Copy out each line of the material in which the word "xlabel" appears.

Records that describe figures
===============

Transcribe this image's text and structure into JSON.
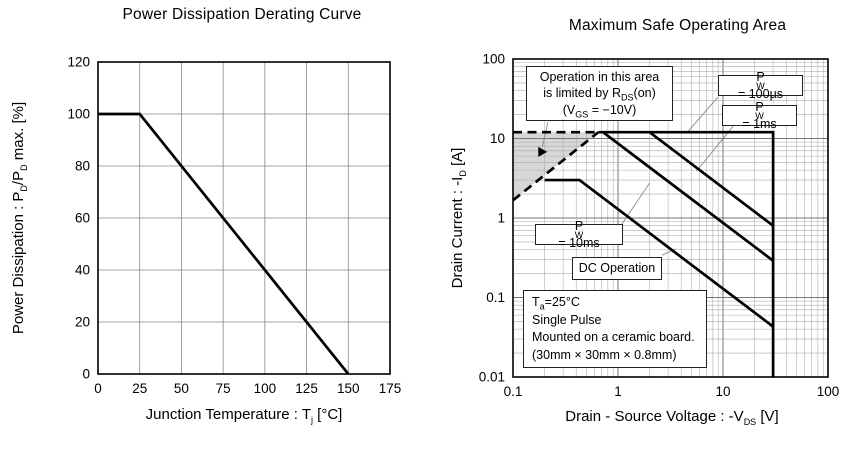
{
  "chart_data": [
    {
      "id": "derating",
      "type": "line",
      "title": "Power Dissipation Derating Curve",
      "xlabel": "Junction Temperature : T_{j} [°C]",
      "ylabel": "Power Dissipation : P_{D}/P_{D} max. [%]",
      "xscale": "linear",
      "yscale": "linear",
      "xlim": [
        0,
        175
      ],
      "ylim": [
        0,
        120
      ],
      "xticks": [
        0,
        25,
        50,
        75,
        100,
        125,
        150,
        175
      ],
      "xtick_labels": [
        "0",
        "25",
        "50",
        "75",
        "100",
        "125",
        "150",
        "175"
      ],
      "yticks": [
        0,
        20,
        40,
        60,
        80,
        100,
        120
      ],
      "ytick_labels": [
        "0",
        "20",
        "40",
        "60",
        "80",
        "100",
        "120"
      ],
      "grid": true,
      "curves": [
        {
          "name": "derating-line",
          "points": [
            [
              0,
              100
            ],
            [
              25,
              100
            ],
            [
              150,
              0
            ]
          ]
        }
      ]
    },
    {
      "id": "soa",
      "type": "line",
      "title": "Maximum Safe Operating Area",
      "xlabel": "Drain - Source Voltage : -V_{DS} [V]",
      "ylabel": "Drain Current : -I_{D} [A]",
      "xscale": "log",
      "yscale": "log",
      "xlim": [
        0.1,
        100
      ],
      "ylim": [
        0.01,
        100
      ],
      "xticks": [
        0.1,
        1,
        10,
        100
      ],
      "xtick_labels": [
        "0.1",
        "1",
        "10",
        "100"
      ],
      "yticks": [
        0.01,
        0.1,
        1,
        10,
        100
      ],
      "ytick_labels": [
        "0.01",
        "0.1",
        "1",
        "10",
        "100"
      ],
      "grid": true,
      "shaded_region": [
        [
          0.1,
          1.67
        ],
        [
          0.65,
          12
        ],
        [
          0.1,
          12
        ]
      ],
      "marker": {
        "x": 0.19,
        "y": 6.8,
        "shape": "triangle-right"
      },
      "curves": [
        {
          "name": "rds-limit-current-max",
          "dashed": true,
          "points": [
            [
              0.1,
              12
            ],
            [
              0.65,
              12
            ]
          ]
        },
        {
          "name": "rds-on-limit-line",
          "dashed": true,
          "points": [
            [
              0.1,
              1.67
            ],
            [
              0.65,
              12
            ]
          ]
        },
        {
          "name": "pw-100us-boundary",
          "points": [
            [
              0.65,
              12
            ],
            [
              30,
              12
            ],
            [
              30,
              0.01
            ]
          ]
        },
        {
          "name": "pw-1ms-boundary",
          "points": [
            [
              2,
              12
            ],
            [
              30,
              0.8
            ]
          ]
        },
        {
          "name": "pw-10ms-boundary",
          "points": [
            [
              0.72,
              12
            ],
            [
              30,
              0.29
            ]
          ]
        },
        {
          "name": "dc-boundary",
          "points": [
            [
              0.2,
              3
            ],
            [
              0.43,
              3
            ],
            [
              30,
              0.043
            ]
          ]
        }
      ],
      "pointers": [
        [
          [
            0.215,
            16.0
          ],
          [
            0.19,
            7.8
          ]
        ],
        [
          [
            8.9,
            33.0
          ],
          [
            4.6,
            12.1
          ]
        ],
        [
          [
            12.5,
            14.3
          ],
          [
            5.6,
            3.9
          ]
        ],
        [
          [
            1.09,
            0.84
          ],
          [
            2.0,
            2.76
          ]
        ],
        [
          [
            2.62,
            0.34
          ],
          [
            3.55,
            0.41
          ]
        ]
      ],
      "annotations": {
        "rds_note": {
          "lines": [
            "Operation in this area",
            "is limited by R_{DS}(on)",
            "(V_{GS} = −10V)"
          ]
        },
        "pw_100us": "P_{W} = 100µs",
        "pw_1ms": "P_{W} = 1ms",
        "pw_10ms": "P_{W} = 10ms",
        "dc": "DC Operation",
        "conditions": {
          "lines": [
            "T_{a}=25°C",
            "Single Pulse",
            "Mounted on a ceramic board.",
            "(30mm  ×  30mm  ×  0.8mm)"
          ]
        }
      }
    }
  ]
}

===============

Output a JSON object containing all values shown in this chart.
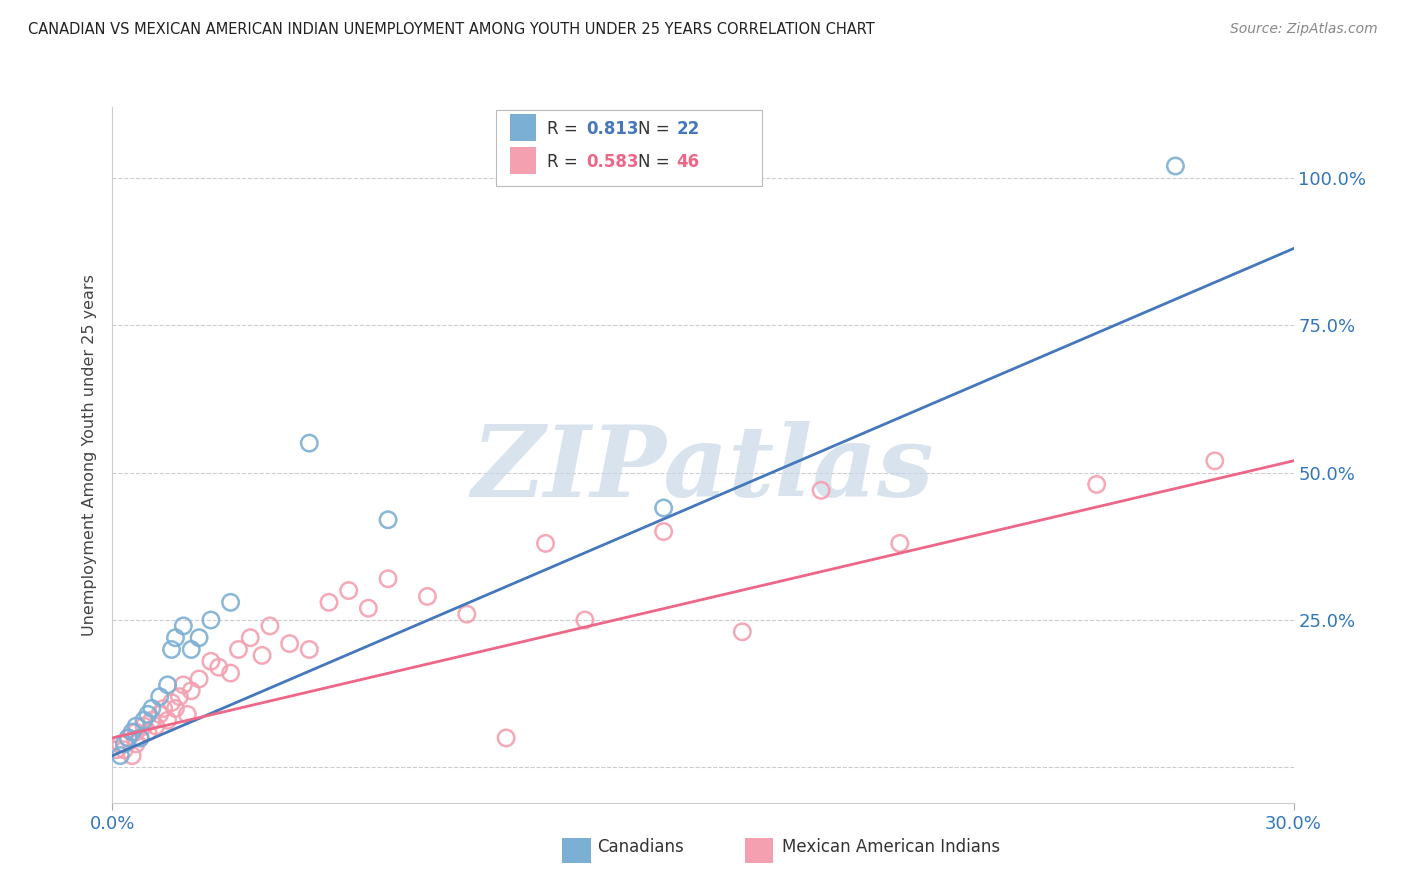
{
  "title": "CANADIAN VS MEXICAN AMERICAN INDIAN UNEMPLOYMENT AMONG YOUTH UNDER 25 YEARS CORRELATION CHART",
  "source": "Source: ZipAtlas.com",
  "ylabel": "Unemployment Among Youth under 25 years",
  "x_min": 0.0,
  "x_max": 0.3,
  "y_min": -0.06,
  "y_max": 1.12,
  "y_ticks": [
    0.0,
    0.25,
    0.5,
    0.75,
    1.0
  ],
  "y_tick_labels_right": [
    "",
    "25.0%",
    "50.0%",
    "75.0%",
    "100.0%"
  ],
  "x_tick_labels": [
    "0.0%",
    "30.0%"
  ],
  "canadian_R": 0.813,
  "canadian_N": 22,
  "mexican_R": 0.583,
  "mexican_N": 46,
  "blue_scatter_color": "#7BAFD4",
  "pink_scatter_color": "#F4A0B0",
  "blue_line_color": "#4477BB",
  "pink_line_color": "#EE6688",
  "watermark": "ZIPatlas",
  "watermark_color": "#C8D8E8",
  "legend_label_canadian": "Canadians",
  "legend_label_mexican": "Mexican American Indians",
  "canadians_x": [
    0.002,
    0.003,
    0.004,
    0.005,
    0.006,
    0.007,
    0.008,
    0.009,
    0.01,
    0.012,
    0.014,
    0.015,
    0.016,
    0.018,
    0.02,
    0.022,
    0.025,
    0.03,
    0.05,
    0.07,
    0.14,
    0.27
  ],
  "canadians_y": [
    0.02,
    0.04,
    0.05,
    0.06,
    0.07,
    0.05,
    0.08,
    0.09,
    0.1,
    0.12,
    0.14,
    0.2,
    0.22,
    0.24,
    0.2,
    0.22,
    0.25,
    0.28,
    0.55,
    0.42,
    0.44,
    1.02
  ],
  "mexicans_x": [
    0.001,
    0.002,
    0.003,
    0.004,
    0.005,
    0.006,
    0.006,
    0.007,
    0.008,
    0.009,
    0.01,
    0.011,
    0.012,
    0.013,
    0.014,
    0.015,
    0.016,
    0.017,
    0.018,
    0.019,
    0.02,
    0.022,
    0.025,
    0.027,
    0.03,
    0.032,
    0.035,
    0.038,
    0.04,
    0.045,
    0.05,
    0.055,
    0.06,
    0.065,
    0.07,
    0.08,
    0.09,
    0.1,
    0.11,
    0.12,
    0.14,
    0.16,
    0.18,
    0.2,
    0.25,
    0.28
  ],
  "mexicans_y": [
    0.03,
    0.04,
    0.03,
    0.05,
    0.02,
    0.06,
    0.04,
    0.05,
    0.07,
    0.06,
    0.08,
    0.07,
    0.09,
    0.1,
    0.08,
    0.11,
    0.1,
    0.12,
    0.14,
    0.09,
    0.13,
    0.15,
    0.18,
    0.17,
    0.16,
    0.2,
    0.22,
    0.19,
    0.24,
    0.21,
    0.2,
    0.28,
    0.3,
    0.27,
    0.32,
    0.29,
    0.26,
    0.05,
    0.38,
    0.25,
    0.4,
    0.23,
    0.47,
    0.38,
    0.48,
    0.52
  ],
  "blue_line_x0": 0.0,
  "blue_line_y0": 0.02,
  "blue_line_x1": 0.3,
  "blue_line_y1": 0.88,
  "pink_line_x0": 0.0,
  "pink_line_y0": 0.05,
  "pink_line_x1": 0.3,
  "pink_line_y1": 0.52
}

===============

:: Solution below ::
      "xlabel": "Junction Temperature : T_{j} [°C]",
      "xlabel": "Drain - Source Voltage : -V_{DS} [V]",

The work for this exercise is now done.